Records from a data collection:
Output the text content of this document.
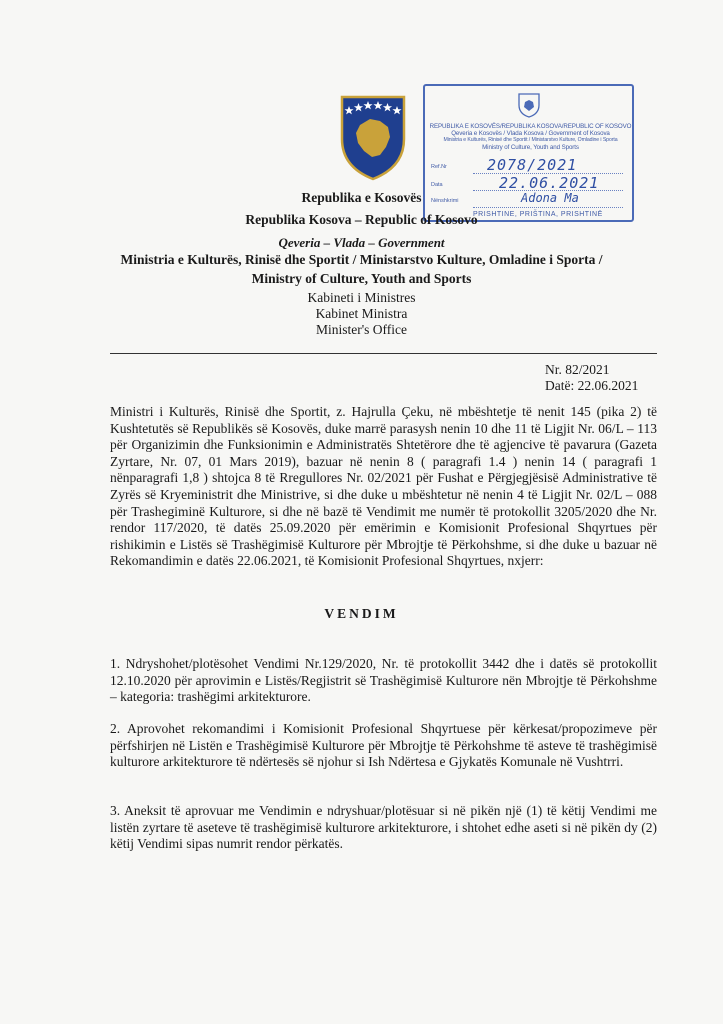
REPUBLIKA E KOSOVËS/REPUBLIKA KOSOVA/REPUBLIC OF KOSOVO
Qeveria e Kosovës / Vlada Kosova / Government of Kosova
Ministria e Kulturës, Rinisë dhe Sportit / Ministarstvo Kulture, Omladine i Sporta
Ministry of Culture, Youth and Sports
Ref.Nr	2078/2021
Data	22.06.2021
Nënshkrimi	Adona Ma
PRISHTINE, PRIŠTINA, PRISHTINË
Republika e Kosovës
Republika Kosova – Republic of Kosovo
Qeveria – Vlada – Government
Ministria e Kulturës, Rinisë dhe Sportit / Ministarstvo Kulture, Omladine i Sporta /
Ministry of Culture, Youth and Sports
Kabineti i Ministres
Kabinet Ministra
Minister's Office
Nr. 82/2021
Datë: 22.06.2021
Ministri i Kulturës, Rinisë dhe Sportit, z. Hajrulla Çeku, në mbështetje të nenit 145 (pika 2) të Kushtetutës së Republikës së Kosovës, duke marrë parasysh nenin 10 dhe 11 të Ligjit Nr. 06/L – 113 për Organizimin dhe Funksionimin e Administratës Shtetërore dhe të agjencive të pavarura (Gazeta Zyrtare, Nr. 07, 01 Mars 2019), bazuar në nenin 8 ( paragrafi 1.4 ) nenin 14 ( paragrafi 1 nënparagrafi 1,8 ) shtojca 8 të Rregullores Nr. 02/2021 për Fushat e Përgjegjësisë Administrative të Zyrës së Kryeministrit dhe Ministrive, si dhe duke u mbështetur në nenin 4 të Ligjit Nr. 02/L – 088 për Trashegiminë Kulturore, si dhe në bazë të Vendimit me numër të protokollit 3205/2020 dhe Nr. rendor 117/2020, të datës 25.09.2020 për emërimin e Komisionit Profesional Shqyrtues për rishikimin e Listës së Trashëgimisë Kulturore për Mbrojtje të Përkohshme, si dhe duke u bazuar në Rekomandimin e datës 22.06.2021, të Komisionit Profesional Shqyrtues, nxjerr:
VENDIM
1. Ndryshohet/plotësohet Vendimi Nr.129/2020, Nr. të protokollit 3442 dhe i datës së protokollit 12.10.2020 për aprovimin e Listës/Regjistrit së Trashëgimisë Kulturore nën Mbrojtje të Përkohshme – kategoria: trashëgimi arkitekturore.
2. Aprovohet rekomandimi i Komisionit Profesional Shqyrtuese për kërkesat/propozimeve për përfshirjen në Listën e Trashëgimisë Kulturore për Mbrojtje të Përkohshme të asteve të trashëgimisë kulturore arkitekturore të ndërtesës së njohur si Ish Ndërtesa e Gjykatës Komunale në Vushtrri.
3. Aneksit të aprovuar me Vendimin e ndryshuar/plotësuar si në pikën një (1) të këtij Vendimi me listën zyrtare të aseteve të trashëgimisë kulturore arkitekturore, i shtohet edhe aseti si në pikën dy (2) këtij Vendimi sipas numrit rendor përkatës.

■ **TO DO**
All records must be output exactly as they are, except for the pictures, which are left out.

■ **EXPECTED OUTPUT**
Output the text content of this document.
REPUBLIKA E KOSOVËS/REPUBLIKA KOSOVA/REPUBLIC OF KOSOVO
Qeveria e Kosovës / Vlada Kosova / Government of Kosova
Ministria e Kulturës, Rinisë dhe Sportit / Ministarstvo Kulture, Omladine i Sporta
Ministry of Culture, Youth and Sports
Ref.Nr	2078/2021
Data	22.06.2021
Nënshkrimi	Adona Ma
PRISHTINE, PRIŠTINA, PRISHTINË
Republika e Kosovës
Republika Kosova – Republic of Kosovo
Qeveria – Vlada – Government
Ministria e Kulturës, Rinisë dhe Sportit / Ministarstvo Kulture, Omladine i Sporta /
Ministry of Culture, Youth and Sports
Kabineti i Ministres
Kabinet Ministra
Minister's Office
Nr. 82/2021
Datë: 22.06.2021
Ministri i Kulturës, Rinisë dhe Sportit, z. Hajrulla Çeku, në mbështetje të nenit 145 (pika 2) të Kushtetutës së Republikës së Kosovës, duke marrë parasysh nenin 10 dhe 11 të Ligjit Nr. 06/L – 113 për Organizimin dhe Funksionimin e Administratës Shtetërore dhe të agjencive të pavarura (Gazeta Zyrtare, Nr. 07, 01 Mars 2019), bazuar në nenin 8 ( paragrafi 1.4 ) nenin 14 ( paragrafi 1 nënparagrafi 1,8 ) shtojca 8 të Rregullores Nr. 02/2021 për Fushat e Përgjegjësisë Administrative të Zyrës së Kryeministrit dhe Ministrive, si dhe duke u mbështetur në nenin 4 të Ligjit Nr. 02/L – 088 për Trashegiminë Kulturore, si dhe në bazë të Vendimit me numër të protokollit 3205/2020 dhe Nr. rendor 117/2020, të datës 25.09.2020 për emërimin e Komisionit Profesional Shqyrtues për rishikimin e Listës së Trashëgimisë Kulturore për Mbrojtje të Përkohshme, si dhe duke u bazuar në Rekomandimin e datës 22.06.2021, të Komisionit Profesional Shqyrtues, nxjerr:
VENDIM
1. Ndryshohet/plotësohet Vendimi Nr.129/2020, Nr. të protokollit 3442 dhe i datës së protokollit 12.10.2020 për aprovimin e Listës/Regjistrit së Trashëgimisë Kulturore nën Mbrojtje të Përkohshme – kategoria: trashëgimi arkitekturore.
2. Aprovohet rekomandimi i Komisionit Profesional Shqyrtuese për kërkesat/propozimeve për përfshirjen në Listën e Trashëgimisë Kulturore për Mbrojtje të Përkohshme të asteve të trashëgimisë kulturore arkitekturore të ndërtesës së njohur si Ish Ndërtesa e Gjykatës Komunale në Vushtrri.
3. Aneksit të aprovuar me Vendimin e ndryshuar/plotësuar si në pikën një (1) të këtij Vendimi me listën zyrtare të aseteve të trashëgimisë kulturore arkitekturore, i shtohet edhe aseti si në pikën dy (2) këtij Vendimi sipas numrit rendor përkatës.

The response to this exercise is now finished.